--- START OF RECORDS FOR THIS EXERCISE ---

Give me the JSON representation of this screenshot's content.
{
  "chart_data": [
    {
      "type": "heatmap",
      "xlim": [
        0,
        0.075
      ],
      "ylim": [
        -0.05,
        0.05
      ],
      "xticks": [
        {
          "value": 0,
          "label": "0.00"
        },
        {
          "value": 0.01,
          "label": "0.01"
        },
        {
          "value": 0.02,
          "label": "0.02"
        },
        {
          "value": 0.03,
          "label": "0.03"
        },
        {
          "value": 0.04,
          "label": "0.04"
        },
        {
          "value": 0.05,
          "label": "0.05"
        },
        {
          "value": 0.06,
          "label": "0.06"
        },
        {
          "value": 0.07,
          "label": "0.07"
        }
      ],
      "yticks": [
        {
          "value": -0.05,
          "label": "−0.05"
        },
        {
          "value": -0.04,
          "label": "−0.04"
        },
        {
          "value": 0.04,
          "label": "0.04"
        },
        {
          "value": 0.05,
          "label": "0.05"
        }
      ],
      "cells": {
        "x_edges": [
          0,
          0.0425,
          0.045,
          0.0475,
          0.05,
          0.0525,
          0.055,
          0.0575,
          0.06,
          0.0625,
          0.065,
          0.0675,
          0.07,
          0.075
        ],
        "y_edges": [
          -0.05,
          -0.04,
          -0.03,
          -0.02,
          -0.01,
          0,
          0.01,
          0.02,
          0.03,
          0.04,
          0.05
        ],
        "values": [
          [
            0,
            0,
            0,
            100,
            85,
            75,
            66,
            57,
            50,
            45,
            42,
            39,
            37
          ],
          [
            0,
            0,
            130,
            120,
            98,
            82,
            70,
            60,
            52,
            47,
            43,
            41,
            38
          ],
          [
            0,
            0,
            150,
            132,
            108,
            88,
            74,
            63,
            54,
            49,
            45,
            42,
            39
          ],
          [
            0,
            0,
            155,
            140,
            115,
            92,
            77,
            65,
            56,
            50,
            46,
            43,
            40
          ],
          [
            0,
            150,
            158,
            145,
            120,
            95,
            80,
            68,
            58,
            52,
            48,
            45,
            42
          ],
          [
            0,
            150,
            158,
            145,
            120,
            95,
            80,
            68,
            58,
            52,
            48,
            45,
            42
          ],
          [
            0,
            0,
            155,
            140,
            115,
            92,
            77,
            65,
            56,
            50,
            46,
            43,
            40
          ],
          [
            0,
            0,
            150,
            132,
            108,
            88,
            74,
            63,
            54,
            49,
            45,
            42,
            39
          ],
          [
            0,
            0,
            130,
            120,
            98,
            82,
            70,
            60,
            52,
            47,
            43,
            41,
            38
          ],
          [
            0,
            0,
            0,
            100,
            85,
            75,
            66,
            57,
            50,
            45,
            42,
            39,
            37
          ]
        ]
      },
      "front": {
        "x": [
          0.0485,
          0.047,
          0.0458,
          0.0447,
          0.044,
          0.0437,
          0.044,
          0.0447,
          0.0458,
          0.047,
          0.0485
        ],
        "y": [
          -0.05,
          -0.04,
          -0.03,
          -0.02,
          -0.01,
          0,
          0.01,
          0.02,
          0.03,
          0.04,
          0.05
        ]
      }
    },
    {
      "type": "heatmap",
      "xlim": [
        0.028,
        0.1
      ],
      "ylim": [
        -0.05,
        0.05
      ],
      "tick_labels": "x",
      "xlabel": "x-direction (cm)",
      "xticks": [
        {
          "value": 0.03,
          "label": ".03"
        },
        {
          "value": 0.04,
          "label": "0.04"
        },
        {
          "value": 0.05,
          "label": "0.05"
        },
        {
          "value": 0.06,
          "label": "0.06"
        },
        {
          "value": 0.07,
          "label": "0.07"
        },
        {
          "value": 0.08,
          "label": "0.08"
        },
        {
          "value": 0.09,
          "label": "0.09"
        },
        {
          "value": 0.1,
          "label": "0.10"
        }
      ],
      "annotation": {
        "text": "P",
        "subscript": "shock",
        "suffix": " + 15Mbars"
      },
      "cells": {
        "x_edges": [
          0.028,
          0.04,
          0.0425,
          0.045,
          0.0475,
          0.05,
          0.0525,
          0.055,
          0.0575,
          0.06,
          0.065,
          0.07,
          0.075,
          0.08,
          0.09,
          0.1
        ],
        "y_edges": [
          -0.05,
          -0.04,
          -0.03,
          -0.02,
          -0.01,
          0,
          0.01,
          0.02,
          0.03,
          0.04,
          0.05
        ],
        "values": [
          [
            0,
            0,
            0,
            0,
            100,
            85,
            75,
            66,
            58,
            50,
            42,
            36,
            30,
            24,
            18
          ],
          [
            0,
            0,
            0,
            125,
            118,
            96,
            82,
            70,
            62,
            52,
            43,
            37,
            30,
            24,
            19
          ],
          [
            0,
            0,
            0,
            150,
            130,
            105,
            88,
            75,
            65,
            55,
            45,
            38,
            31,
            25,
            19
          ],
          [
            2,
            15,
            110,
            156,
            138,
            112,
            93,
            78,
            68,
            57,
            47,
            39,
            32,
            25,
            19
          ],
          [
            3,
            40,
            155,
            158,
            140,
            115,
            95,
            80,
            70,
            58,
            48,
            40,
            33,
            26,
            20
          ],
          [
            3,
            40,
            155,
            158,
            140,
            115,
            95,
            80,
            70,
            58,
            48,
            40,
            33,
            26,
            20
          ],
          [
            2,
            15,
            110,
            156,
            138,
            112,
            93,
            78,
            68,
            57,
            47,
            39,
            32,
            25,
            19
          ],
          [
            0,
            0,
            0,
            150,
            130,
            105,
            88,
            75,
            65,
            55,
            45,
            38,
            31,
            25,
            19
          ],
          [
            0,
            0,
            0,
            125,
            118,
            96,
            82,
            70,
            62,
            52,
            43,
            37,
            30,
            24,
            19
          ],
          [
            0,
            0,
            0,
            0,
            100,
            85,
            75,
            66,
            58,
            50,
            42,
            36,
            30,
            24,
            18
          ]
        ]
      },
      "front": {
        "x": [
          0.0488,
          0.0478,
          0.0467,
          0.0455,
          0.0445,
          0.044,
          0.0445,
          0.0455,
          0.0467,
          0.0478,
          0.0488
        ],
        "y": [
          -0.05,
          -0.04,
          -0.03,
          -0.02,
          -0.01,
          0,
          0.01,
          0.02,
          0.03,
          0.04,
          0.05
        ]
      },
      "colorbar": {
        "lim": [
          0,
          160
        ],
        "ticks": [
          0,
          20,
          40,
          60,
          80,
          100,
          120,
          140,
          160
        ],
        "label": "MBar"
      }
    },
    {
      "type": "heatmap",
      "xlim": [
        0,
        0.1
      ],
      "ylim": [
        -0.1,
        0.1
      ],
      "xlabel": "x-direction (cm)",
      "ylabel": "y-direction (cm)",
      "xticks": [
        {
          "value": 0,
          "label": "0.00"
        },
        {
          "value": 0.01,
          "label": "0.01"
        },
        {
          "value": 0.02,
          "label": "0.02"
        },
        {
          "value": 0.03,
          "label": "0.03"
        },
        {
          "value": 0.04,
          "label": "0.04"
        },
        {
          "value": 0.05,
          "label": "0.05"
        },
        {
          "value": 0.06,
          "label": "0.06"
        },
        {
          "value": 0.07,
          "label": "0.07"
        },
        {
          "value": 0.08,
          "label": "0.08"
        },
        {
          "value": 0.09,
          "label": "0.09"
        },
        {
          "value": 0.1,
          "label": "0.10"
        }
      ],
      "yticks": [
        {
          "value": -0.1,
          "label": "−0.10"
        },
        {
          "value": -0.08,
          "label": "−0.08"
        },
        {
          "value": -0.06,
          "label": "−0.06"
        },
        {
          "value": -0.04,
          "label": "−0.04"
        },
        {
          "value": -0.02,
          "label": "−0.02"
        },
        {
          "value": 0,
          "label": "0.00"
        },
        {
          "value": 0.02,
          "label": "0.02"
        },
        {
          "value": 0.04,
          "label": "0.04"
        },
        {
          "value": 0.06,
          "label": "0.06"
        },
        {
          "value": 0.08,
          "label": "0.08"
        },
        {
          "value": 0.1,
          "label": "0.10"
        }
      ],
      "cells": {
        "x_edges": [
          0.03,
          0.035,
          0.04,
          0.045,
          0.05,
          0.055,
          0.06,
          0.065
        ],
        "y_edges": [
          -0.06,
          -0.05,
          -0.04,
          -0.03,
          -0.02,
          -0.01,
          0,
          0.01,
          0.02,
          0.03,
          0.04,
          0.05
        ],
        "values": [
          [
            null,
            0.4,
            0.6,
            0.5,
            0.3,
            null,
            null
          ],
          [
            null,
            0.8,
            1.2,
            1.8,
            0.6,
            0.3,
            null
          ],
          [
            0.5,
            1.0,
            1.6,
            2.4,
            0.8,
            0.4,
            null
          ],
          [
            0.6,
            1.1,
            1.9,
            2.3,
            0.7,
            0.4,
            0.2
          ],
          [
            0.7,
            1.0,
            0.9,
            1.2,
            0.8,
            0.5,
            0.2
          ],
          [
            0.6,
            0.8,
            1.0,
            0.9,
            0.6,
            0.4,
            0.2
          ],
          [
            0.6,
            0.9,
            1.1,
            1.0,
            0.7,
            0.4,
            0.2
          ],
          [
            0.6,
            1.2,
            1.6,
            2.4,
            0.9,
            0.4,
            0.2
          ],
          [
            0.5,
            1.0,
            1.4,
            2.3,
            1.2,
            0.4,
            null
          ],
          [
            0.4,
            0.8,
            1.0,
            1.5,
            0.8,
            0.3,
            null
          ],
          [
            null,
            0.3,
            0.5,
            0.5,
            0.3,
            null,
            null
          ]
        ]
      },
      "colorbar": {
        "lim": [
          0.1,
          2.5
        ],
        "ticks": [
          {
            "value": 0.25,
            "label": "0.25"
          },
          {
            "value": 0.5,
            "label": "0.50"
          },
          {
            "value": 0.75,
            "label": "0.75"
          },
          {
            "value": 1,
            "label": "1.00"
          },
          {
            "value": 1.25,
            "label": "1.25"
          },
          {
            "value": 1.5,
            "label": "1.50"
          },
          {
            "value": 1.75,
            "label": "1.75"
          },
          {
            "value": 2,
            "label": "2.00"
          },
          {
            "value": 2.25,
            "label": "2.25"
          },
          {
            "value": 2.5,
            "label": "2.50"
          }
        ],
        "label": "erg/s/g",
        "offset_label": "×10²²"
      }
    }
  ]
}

--- END OF RECORDS FOR THIS EXERCISE ---
--- START OF RECORDS FOR THIS EXERCISE ---

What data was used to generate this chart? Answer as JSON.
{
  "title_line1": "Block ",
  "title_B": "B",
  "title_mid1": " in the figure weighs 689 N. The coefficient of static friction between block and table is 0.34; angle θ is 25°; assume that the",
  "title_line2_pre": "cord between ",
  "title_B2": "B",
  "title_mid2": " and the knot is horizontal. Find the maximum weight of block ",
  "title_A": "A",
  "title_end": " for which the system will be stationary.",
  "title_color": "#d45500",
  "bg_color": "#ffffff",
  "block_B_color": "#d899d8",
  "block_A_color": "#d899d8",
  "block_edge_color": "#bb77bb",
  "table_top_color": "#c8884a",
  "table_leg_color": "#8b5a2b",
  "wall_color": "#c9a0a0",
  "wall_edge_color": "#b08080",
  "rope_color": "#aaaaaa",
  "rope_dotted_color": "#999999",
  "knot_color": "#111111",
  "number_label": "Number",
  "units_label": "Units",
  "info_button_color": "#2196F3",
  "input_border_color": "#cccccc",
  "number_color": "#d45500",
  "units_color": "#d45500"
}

--- END OF RECORDS FOR THIS EXERCISE ---

— WHAT THE TASK REQUIRES —
Copy each line containing the word "JSON" from the data.

— OUTPUT BELOW —
Give me the JSON representation of this screenshot's content.
What data was used to generate this chart? Answer as JSON.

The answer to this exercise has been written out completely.